Problem description:
In the records below, find the line containing "What's the underlying"; copy exactly that line and all lines after it to the end, and nothing else.

--- START ---

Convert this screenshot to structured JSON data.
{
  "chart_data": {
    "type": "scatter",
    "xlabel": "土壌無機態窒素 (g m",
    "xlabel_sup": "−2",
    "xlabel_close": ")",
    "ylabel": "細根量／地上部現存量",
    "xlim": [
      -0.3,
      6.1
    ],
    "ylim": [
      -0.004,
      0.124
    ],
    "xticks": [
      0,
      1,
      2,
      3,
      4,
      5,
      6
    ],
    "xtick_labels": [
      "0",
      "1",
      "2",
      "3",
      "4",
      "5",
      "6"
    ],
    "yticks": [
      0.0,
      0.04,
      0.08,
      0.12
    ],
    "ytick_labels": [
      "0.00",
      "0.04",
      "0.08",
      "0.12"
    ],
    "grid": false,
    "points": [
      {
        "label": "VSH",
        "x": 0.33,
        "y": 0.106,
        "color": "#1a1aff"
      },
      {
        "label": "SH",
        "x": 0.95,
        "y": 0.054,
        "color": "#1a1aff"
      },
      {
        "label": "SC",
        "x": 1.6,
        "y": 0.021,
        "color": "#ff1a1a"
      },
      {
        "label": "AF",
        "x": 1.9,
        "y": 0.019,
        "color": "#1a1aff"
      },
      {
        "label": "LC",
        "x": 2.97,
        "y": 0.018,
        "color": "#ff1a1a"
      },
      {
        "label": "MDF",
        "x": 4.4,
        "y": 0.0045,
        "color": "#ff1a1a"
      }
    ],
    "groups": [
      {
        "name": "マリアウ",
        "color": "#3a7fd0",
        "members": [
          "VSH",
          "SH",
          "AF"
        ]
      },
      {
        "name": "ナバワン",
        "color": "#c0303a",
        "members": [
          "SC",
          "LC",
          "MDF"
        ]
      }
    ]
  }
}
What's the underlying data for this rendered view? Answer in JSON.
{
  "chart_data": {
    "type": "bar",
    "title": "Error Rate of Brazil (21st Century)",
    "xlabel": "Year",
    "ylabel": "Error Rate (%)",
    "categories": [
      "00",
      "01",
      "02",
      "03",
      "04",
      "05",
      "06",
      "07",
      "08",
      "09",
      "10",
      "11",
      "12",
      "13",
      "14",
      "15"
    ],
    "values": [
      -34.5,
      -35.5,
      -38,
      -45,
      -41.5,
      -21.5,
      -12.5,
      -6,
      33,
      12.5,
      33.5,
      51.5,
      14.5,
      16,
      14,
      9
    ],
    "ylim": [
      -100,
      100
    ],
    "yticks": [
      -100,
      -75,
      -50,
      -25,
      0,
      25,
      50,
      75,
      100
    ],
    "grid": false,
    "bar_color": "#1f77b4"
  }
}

--- END ---

Solution to this task:
What's the underlying data for this rendered view? Answer in JSON.
{
  "chart_data": {
    "type": "bar",
    "title": "Error Rate of Brazil (21st Century)",
    "xlabel": "Year",
    "ylabel": "Error Rate (%)",
    "categories": [
      "00",
      "01",
      "02",
      "03",
      "04",
      "05",
      "06",
      "07",
      "08",
      "09",
      "10",
      "11",
      "12",
      "13",
      "14",
      "15"
    ],
    "values": [
      -34.5,
      -35.5,
      -38,
      -45,
      -41.5,
      -21.5,
      -12.5,
      -6,
      33,
      12.5,
      33.5,
      51.5,
      14.5,
      16,
      14,
      9
    ],
    "ylim": [
      -100,
      100
    ],
    "yticks": [
      -100,
      -75,
      -50,
      -25,
      0,
      25,
      50,
      75,
      100
    ],
    "grid": false,
    "bar_color": "#1f77b4"
  }
}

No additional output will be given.